§ **Data lines**

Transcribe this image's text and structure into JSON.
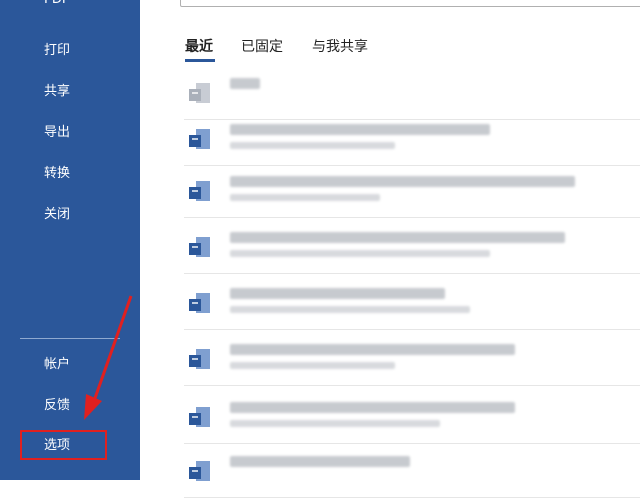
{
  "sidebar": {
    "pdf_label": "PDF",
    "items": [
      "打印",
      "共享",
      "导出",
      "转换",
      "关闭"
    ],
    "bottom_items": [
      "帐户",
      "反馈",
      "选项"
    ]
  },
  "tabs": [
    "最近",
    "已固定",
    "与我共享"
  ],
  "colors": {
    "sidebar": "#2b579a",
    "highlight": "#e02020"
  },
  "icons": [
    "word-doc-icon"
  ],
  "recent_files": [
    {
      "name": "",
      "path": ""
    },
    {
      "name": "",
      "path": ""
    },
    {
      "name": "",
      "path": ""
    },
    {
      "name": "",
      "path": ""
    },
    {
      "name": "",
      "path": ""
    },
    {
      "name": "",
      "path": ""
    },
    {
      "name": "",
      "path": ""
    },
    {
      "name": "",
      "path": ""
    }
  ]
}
...
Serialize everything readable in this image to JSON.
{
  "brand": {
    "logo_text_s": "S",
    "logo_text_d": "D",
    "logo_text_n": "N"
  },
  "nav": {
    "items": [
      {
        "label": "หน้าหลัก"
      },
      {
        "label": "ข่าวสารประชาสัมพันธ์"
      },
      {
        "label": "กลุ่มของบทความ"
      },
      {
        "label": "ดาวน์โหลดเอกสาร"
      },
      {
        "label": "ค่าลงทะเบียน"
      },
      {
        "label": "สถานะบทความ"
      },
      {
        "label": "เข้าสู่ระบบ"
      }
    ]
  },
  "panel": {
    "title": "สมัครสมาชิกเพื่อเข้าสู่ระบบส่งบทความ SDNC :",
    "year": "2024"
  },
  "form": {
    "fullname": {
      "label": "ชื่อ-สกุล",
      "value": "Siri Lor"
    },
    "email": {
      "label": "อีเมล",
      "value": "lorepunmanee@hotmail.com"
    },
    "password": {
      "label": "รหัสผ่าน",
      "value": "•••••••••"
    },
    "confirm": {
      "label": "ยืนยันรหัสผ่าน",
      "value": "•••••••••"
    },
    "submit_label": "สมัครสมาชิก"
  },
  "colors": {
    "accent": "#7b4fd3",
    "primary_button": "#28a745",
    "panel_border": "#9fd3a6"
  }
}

§ **Stated goal**
Each line in the data that holds the string "JSON" should be found and copied.

§ **Finished task**
Transcribe this image's text and structure into JSON.
Serialize everything readable in this image to JSON.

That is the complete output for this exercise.